Requirement
Copy down every line where the string "Over" shows up.

Extracted records
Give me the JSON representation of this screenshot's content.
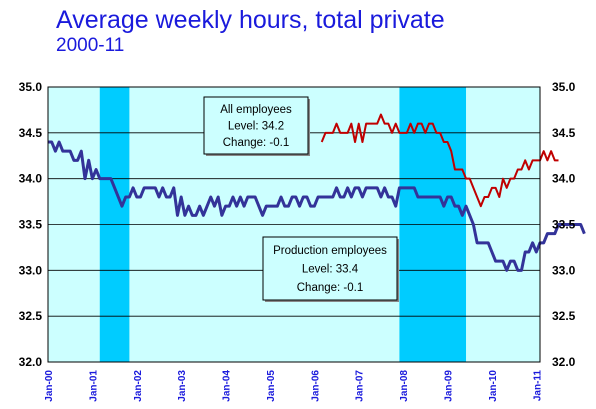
{
  "title": "Average weekly hours, total private",
  "subtitle": "2000-11",
  "chart_data": {
    "type": "line",
    "ylim": [
      32.0,
      35.0
    ],
    "yticks": [
      "32.0",
      "32.5",
      "33.0",
      "33.5",
      "34.0",
      "34.5",
      "35.0"
    ],
    "xtick_labels": [
      "Jan-00",
      "Jan-01",
      "Jan-02",
      "Jan-03",
      "Jan-04",
      "Jan-05",
      "Jan-06",
      "Jan-07",
      "Jan-08",
      "Jan-09",
      "Jan-10",
      "Jan-11"
    ],
    "x_start": "2000-01",
    "x_end": "2011-02",
    "recessions": [
      {
        "start": "2001-03",
        "end": "2001-11"
      },
      {
        "start": "2007-12",
        "end": "2009-06"
      }
    ],
    "colors": {
      "background": "#ccffff",
      "recession": "#00ccff",
      "production": "#333399",
      "all_employees": "#c00000",
      "title": "#1a1adc"
    },
    "series": [
      {
        "key": "production",
        "start": "2000-01",
        "values": [
          34.4,
          34.4,
          34.3,
          34.4,
          34.3,
          34.3,
          34.3,
          34.2,
          34.2,
          34.3,
          34.0,
          34.2,
          34.0,
          34.1,
          34.0,
          34.0,
          34.0,
          34.0,
          33.9,
          33.8,
          33.7,
          33.8,
          33.8,
          33.9,
          33.8,
          33.8,
          33.9,
          33.9,
          33.9,
          33.9,
          33.8,
          33.9,
          33.8,
          33.8,
          33.9,
          33.6,
          33.8,
          33.6,
          33.7,
          33.6,
          33.6,
          33.7,
          33.6,
          33.7,
          33.8,
          33.7,
          33.8,
          33.6,
          33.7,
          33.7,
          33.8,
          33.7,
          33.8,
          33.7,
          33.8,
          33.8,
          33.8,
          33.7,
          33.6,
          33.7,
          33.7,
          33.7,
          33.7,
          33.8,
          33.7,
          33.7,
          33.8,
          33.8,
          33.7,
          33.8,
          33.8,
          33.7,
          33.7,
          33.8,
          33.8,
          33.8,
          33.8,
          33.8,
          33.9,
          33.8,
          33.8,
          33.9,
          33.8,
          33.9,
          33.9,
          33.8,
          33.9,
          33.9,
          33.9,
          33.9,
          33.8,
          33.9,
          33.8,
          33.8,
          33.7,
          33.9,
          33.9,
          33.9,
          33.9,
          33.9,
          33.8,
          33.8,
          33.8,
          33.8,
          33.8,
          33.8,
          33.8,
          33.7,
          33.8,
          33.8,
          33.7,
          33.7,
          33.6,
          33.7,
          33.6,
          33.5,
          33.3,
          33.3,
          33.3,
          33.3,
          33.2,
          33.1,
          33.1,
          33.1,
          33.0,
          33.1,
          33.1,
          33.0,
          33.0,
          33.2,
          33.2,
          33.3,
          33.2,
          33.3,
          33.3,
          33.4,
          33.4,
          33.4,
          33.5,
          33.5,
          33.5,
          33.5,
          33.5,
          33.5,
          33.5,
          33.4
        ]
      },
      {
        "key": "all_employees",
        "start": "2006-03",
        "values": [
          34.4,
          34.5,
          34.5,
          34.5,
          34.6,
          34.5,
          34.5,
          34.5,
          34.6,
          34.4,
          34.6,
          34.4,
          34.6,
          34.6,
          34.6,
          34.6,
          34.7,
          34.6,
          34.6,
          34.5,
          34.6,
          34.5,
          34.5,
          34.5,
          34.6,
          34.5,
          34.6,
          34.6,
          34.5,
          34.6,
          34.6,
          34.5,
          34.5,
          34.4,
          34.4,
          34.3,
          34.1,
          34.1,
          34.1,
          34.0,
          34.0,
          33.9,
          33.8,
          33.7,
          33.8,
          33.8,
          33.9,
          33.9,
          33.8,
          34.0,
          33.9,
          34.0,
          34.0,
          34.1,
          34.1,
          34.2,
          34.1,
          34.2,
          34.2,
          34.2,
          34.3,
          34.2,
          34.3,
          34.2,
          34.2
        ]
      }
    ],
    "annotations": [
      {
        "key": "all_employees",
        "lines": [
          "All employees",
          "Level: 34.2",
          "Change: -0.1"
        ]
      },
      {
        "key": "production",
        "lines": [
          "Production employees",
          "Level: 33.4",
          "Change: -0.1"
        ]
      }
    ]
  }
}
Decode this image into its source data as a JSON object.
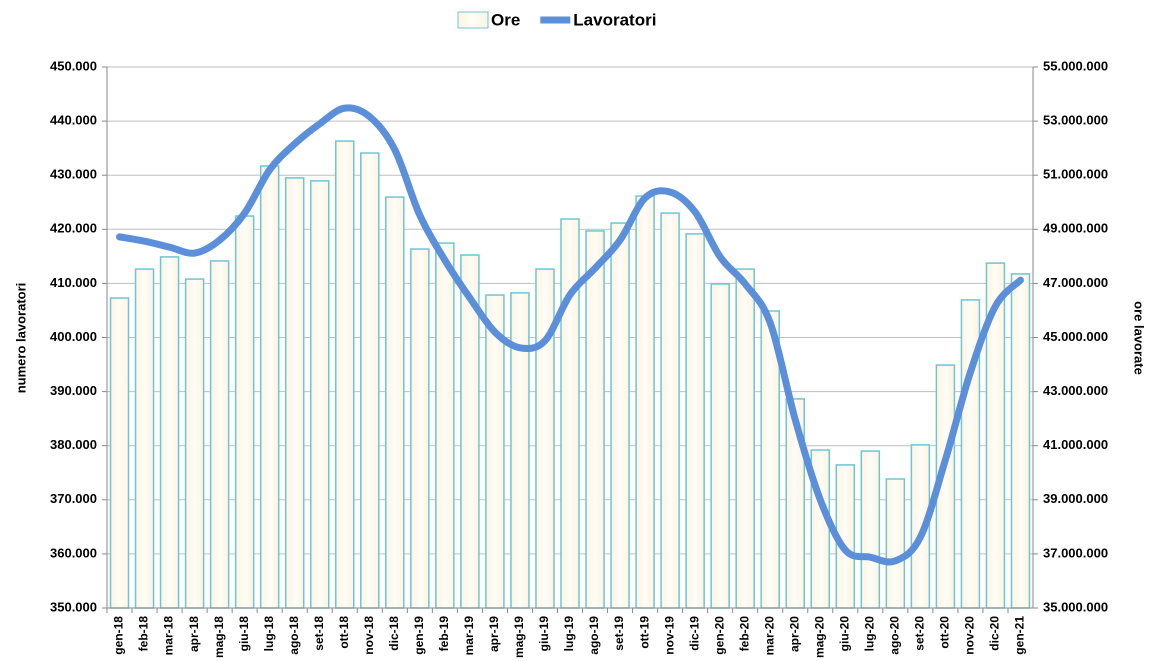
{
  "chart_data": {
    "type": "combo",
    "categories": [
      "gen-18",
      "feb-18",
      "mar-18",
      "apr-18",
      "mag-18",
      "giu-18",
      "lug-18",
      "ago-18",
      "set-18",
      "ott-18",
      "nov-18",
      "dic-18",
      "gen-19",
      "feb-19",
      "mar-19",
      "apr-19",
      "mag-19",
      "giu-19",
      "lug-19",
      "ago-19",
      "set-19",
      "ott-19",
      "nov-19",
      "dic-19",
      "gen-20",
      "feb-20",
      "mar-20",
      "apr-20",
      "mag-20",
      "giu-20",
      "lug-20",
      "ago-20",
      "set-20",
      "ott-20",
      "nov-20",
      "dic-20",
      "gen-21"
    ],
    "series": [
      {
        "name": "Ore",
        "type": "bar",
        "axis": "y2",
        "color": "#fdf3e1",
        "edge": "#6cc6d6",
        "values": [
          46460000,
          47530000,
          47980000,
          47160000,
          47830000,
          49490000,
          51340000,
          50900000,
          50790000,
          52260000,
          51820000,
          50190000,
          48270000,
          48490000,
          48050000,
          46570000,
          46650000,
          47530000,
          49380000,
          48940000,
          49230000,
          50230000,
          49600000,
          48830000,
          46980000,
          47530000,
          45980000,
          42730000,
          40840000,
          40290000,
          40800000,
          39770000,
          41030000,
          43980000,
          46390000,
          47750000,
          47350000
        ]
      },
      {
        "name": "Lavoratori",
        "type": "line",
        "axis": "y",
        "color": "#5b8fd9",
        "values": [
          418600,
          417800,
          416700,
          415600,
          418000,
          423000,
          431000,
          435800,
          439500,
          442400,
          440800,
          434700,
          422600,
          414300,
          407300,
          401000,
          398100,
          399400,
          407900,
          412800,
          418000,
          425800,
          426900,
          423200,
          414900,
          409900,
          402700,
          384800,
          370000,
          360700,
          359400,
          358700,
          363100,
          377400,
          393600,
          405800,
          410600
        ]
      }
    ],
    "ylabel": "numero lavoratori",
    "y2label": "ore lavorate",
    "ylim": [
      350000,
      450000
    ],
    "yticks": [
      {
        "value": 350000,
        "label": "350.000"
      },
      {
        "value": 360000,
        "label": "360.000"
      },
      {
        "value": 370000,
        "label": "370.000"
      },
      {
        "value": 380000,
        "label": "380.000"
      },
      {
        "value": 390000,
        "label": "390.000"
      },
      {
        "value": 400000,
        "label": "400.000"
      },
      {
        "value": 410000,
        "label": "410.000"
      },
      {
        "value": 420000,
        "label": "420.000"
      },
      {
        "value": 430000,
        "label": "430.000"
      },
      {
        "value": 440000,
        "label": "440.000"
      },
      {
        "value": 450000,
        "label": "450.000"
      }
    ],
    "y2lim": [
      35000000,
      55000000
    ],
    "y2ticks": [
      {
        "value": 35000000,
        "label": "35.000.000"
      },
      {
        "value": 37000000,
        "label": "37.000.000"
      },
      {
        "value": 39000000,
        "label": "39.000.000"
      },
      {
        "value": 41000000,
        "label": "41.000.000"
      },
      {
        "value": 43000000,
        "label": "43.000.000"
      },
      {
        "value": 45000000,
        "label": "45.000.000"
      },
      {
        "value": 47000000,
        "label": "47.000.000"
      },
      {
        "value": 49000000,
        "label": "49.000.000"
      },
      {
        "value": 51000000,
        "label": "51.000.000"
      },
      {
        "value": 53000000,
        "label": "53.000.000"
      },
      {
        "value": 55000000,
        "label": "55.000.000"
      }
    ],
    "grid": true,
    "legend": "top"
  }
}
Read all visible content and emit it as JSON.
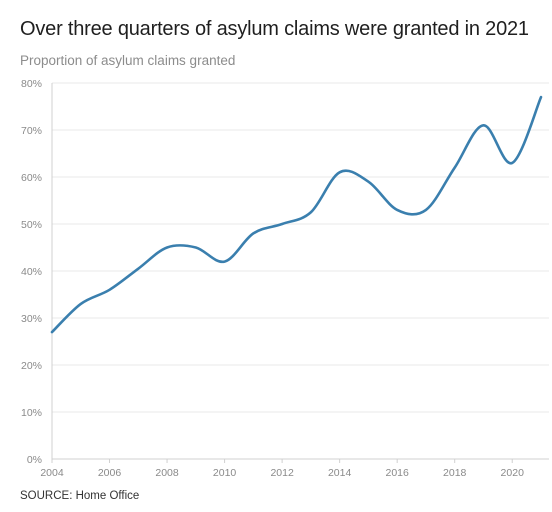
{
  "title": "Over three quarters of asylum claims were granted in 2021",
  "subtitle": "Proportion of asylum claims granted",
  "source": "SOURCE: Home Office",
  "chart_data": {
    "type": "line",
    "title": "Over three quarters of asylum claims were granted in 2021",
    "subtitle": "Proportion of asylum claims granted",
    "xlabel": "",
    "ylabel": "",
    "x": [
      2004,
      2005,
      2006,
      2007,
      2008,
      2009,
      2010,
      2011,
      2012,
      2013,
      2014,
      2015,
      2016,
      2017,
      2018,
      2019,
      2020,
      2021
    ],
    "series": [
      {
        "values": [
          27,
          33,
          36,
          40.5,
          45,
          45,
          42,
          48,
          50,
          52.5,
          61,
          59,
          53,
          53,
          62,
          71,
          63,
          77
        ],
        "color": "#3a7fae"
      }
    ],
    "xlim": [
      2004,
      2021
    ],
    "ylim": [
      0,
      80
    ],
    "xticks": [
      "2004",
      "2006",
      "2008",
      "2010",
      "2012",
      "2014",
      "2016",
      "2018",
      "2020"
    ],
    "yticks": [
      "0%",
      "10%",
      "20%",
      "30%",
      "40%",
      "50%",
      "60%",
      "70%",
      "80%"
    ],
    "grid": true,
    "legend": "none"
  }
}
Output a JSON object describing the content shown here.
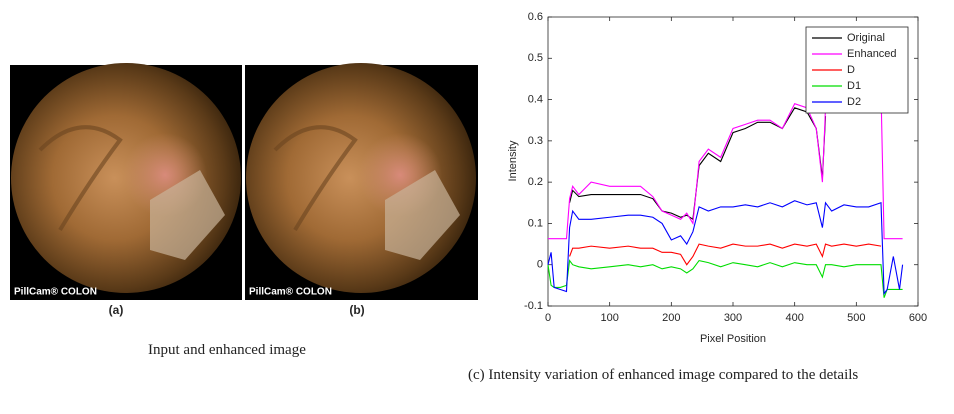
{
  "images": [
    {
      "label": "(a)",
      "watermark": "PillCam® COLON"
    },
    {
      "label": "(b)",
      "watermark": "PillCam® COLON"
    }
  ],
  "images_caption": "Input and enhanced image",
  "chart_caption": "(c) Intensity variation of enhanced image compared to the details",
  "chart_data": {
    "type": "line",
    "x_label": "Pixel Position",
    "y_label": "Intensity",
    "x": [
      0,
      5,
      10,
      20,
      30,
      35,
      40,
      50,
      70,
      100,
      130,
      150,
      170,
      185,
      200,
      215,
      225,
      235,
      245,
      260,
      280,
      300,
      320,
      340,
      360,
      380,
      400,
      420,
      435,
      445,
      450,
      460,
      480,
      500,
      520,
      540,
      545,
      550,
      560,
      570,
      575
    ],
    "series": [
      {
        "name": "Original",
        "color": "#000000",
        "values": [
          null,
          null,
          null,
          null,
          null,
          0.15,
          0.18,
          0.165,
          0.17,
          0.17,
          0.17,
          0.17,
          0.16,
          0.13,
          0.125,
          0.115,
          0.12,
          0.11,
          0.24,
          0.27,
          0.25,
          0.32,
          0.33,
          0.345,
          0.345,
          0.33,
          0.38,
          0.37,
          0.33,
          0.21,
          0.36,
          null,
          null,
          null,
          null,
          0.4,
          null,
          null,
          null,
          null,
          null
        ]
      },
      {
        "name": "Enhanced",
        "color": "#ff00ff",
        "values": [
          0.063,
          0.063,
          0.063,
          0.063,
          0.063,
          0.16,
          0.19,
          0.17,
          0.2,
          0.19,
          0.19,
          0.19,
          0.165,
          0.13,
          0.12,
          0.11,
          0.125,
          0.1,
          0.25,
          0.28,
          0.26,
          0.33,
          0.34,
          0.35,
          0.35,
          0.33,
          0.39,
          0.38,
          0.33,
          0.2,
          0.38,
          null,
          null,
          null,
          null,
          0.42,
          0.063,
          0.063,
          0.063,
          0.063,
          0.063
        ]
      },
      {
        "name": "D",
        "color": "#ff0000",
        "values": [
          null,
          null,
          null,
          null,
          null,
          0.02,
          0.04,
          0.04,
          0.045,
          0.04,
          0.045,
          0.04,
          0.04,
          0.03,
          0.03,
          0.025,
          0.0,
          0.02,
          0.05,
          0.045,
          0.04,
          0.05,
          0.045,
          0.045,
          0.05,
          0.04,
          0.05,
          0.045,
          0.05,
          0.02,
          0.05,
          0.045,
          0.05,
          0.045,
          0.05,
          0.045,
          null,
          null,
          null,
          null,
          null
        ]
      },
      {
        "name": "D1",
        "color": "#00dd00",
        "values": [
          0,
          -0.05,
          -0.055,
          -0.055,
          -0.05,
          0.01,
          0,
          -0.005,
          -0.01,
          -0.005,
          0,
          -0.005,
          0,
          -0.01,
          -0.005,
          -0.01,
          -0.02,
          -0.01,
          0.01,
          0.005,
          -0.005,
          0.005,
          0,
          -0.005,
          0.005,
          -0.005,
          0.005,
          0,
          0,
          -0.03,
          0,
          0,
          -0.005,
          0,
          0,
          0,
          -0.08,
          -0.06,
          -0.06,
          -0.06,
          -0.06
        ]
      },
      {
        "name": "D2",
        "color": "#0000ff",
        "values": [
          0,
          0.03,
          -0.055,
          -0.06,
          -0.065,
          0.09,
          0.13,
          0.11,
          0.11,
          0.115,
          0.12,
          0.12,
          0.115,
          0.1,
          0.06,
          0.07,
          0.05,
          0.08,
          0.14,
          0.13,
          0.14,
          0.14,
          0.145,
          0.14,
          0.15,
          0.14,
          0.155,
          0.145,
          0.15,
          0.09,
          0.15,
          0.13,
          0.145,
          0.14,
          0.14,
          0.15,
          -0.07,
          -0.06,
          0.02,
          -0.06,
          0
        ]
      }
    ],
    "xlim": [
      0,
      600
    ],
    "xticks": [
      0,
      100,
      200,
      300,
      400,
      500,
      600
    ],
    "ylim": [
      -0.1,
      0.6
    ],
    "yticks": [
      -0.1,
      0,
      0.1,
      0.2,
      0.3,
      0.4,
      0.5,
      0.6
    ],
    "legend": "upper right"
  }
}
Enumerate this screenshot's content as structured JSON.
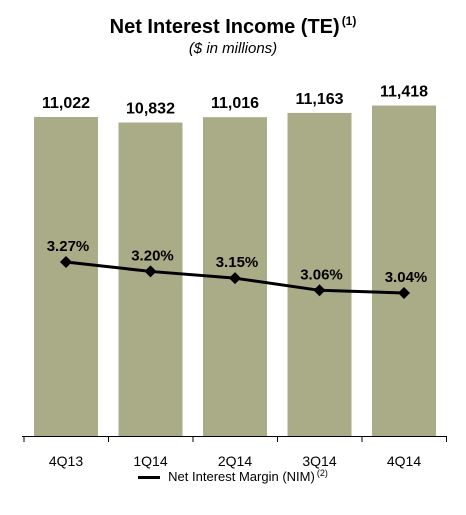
{
  "chart_data": {
    "type": "bar",
    "title": "Net Interest Income (TE)",
    "title_note": "(1)",
    "subtitle": "($ in millions)",
    "categories": [
      "4Q13",
      "1Q14",
      "2Q14",
      "3Q14",
      "4Q14"
    ],
    "series": [
      {
        "type": "bar",
        "values": [
          11022,
          10832,
          11016,
          11163,
          11418
        ],
        "labels": [
          "11,022",
          "10,832",
          "11,016",
          "11,163",
          "11,418"
        ],
        "color": "#a9ac86"
      },
      {
        "type": "line",
        "name": "Net Interest Margin (NIM)",
        "name_note": "(2)",
        "values": [
          3.27,
          3.2,
          3.15,
          3.06,
          3.04
        ],
        "labels": [
          "3.27%",
          "3.20%",
          "3.15%",
          "3.06%",
          "3.04%"
        ],
        "color": "#000000"
      }
    ],
    "legend": "bottom",
    "grid": false
  }
}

Output for this task
  "title": "Over three quarters of asylum claims were granted in 2021",
    "title": "Over three quarters of asylum claims were granted in 2021",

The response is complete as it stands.